Element and region listings:

◇ ◇ ◇ ◇ ◇

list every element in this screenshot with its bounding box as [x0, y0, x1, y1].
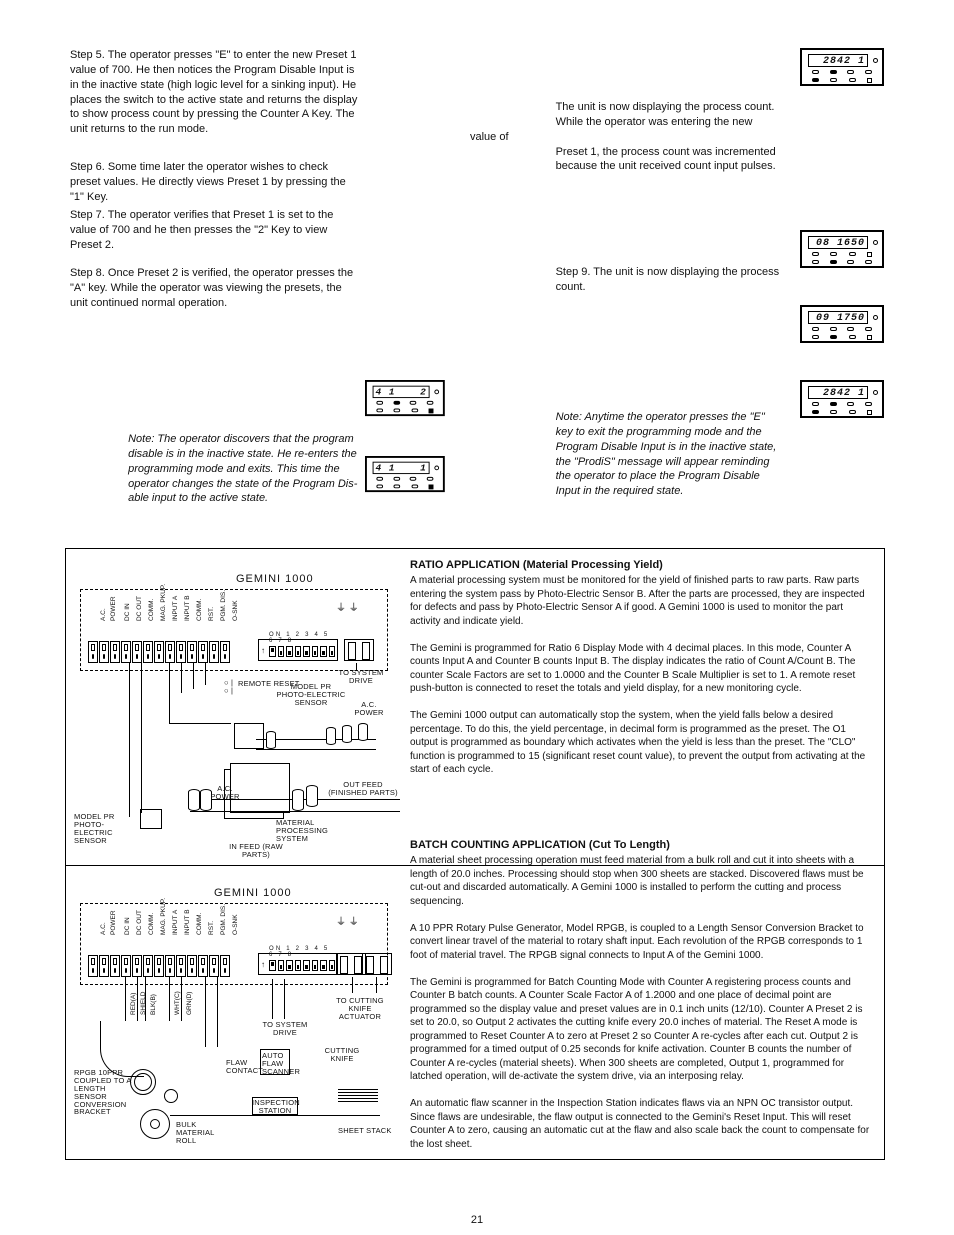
il-bot-bulk: BULK MATERIAL ROLL [176, 1121, 220, 1145]
step8-text: Step 8. Once Preset 2 is verified, the o… [70, 266, 360, 311]
il-bot-to-sysdrive: TO SYSTEM DRIVE [256, 1021, 314, 1037]
tail-note-1: Note: The operator discovers that the pr… [70, 432, 450, 506]
step6-text: Step 6. Some time later the operator wis… [70, 160, 360, 205]
lcd-3: 09 1750 [808, 311, 868, 324]
col2-p3: Note: Anytime the operator presses the "… [470, 410, 780, 499]
step5-text: Step 5. The operator presses "E" to ente… [70, 48, 360, 137]
page: 2842 1 08 1650 09 1750 2842 1 Step 5. Th… [0, 0, 954, 1235]
ratio-body: A material processing system must be mon… [410, 574, 870, 777]
il-top-acpower-r: A.C. POWER [352, 701, 386, 717]
il-top-title: GEMINI 1000 [236, 573, 314, 585]
col2-p1: The unit is now displaying the process c… [470, 100, 780, 174]
lcd-2: 08 1650 [808, 236, 868, 249]
counter-fig-1: 2842 1 [800, 48, 884, 86]
il-bot-inspection: INSPECTION STATION [252, 1099, 298, 1115]
lcd-4: 2842 1 [808, 386, 868, 399]
il-top-dip: ON 1 2 3 4 5 6 7 8 ↑ [258, 639, 338, 661]
il-bot-cutting-knife: CUTTING KNIFE [320, 1047, 364, 1063]
il-bot-sheet-label: SHEET STACK [338, 1127, 392, 1135]
page-number: 21 [471, 1214, 483, 1226]
col2-p2: Step 9. The unit is now displaying the p… [470, 265, 780, 295]
il-top-terminals [88, 641, 230, 663]
batch-body: A material sheet processing operation mu… [410, 854, 870, 1151]
lcd-i1-l: 4 1 [375, 387, 395, 399]
counter-fig-2: 08 1650 [800, 230, 884, 268]
il-bot-relay2 [362, 953, 392, 975]
il-bot-dip: ON 1 2 3 4 5 6 7 8 ↑ [258, 953, 338, 975]
lcd-i1-r: 2 [420, 387, 427, 399]
il-top-in-feed: IN FEED (RAW PARTS) [224, 843, 288, 859]
il-top-acpower-l: A.C. POWER [208, 785, 242, 801]
il-bot-flawcontact: FLAW CONTACT [226, 1059, 262, 1075]
il-top-out-feed: OUT FEED (FINISHED PARTS) [328, 781, 398, 797]
batch-title: BATCH COUNTING APPLICATION (Cut To Lengt… [410, 838, 870, 853]
il-top-model-pr-l: MODEL PR PHOTO-ELECTRIC SENSOR [74, 813, 140, 845]
lcd-1: 2842 1 [808, 54, 868, 67]
counter-inline-1: 4 1 2 [365, 380, 449, 418]
il-top-material-proc: MATERIAL PROCESSING SYSTEM [276, 819, 340, 843]
counter-fig-3: 09 1750 [800, 305, 884, 343]
step7-text: Step 7. The operator verifies that Prese… [70, 208, 360, 253]
il-bot-to-cutting: TO CUTTING KNIFE ACTUATOR [330, 997, 390, 1021]
il-top-model-pr: MODEL PR PHOTO-ELECTRIC SENSOR [276, 683, 346, 707]
il-bot-terminals [88, 955, 230, 977]
il-top-relay [344, 639, 374, 661]
counter-fig-4: 2842 1 [800, 380, 884, 418]
ratio-title: RATIO APPLICATION (Material Processing Y… [410, 558, 870, 573]
il-bot-autoflaw: AUTO FLAW SCANNER [262, 1052, 298, 1076]
il-bot-title: GEMINI 1000 [214, 887, 292, 899]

◇ ◇ ◇ ◇ ◇

_Set task:_ Retype the lines of the records above without any changes, starting with the line that contains "il-bot-bulk: BULK MATERIAL" and going on through the line that contains "il-bot-to-sysdrive: TO SYSTEM".

_Solution for this problem:_
il-bot-bulk: BULK MATERIAL ROLL [176, 1121, 220, 1145]
step8-text: Step 8. Once Preset 2 is verified, the o… [70, 266, 360, 311]
il-bot-to-sysdrive: TO SYSTEM DRIVE [256, 1021, 314, 1037]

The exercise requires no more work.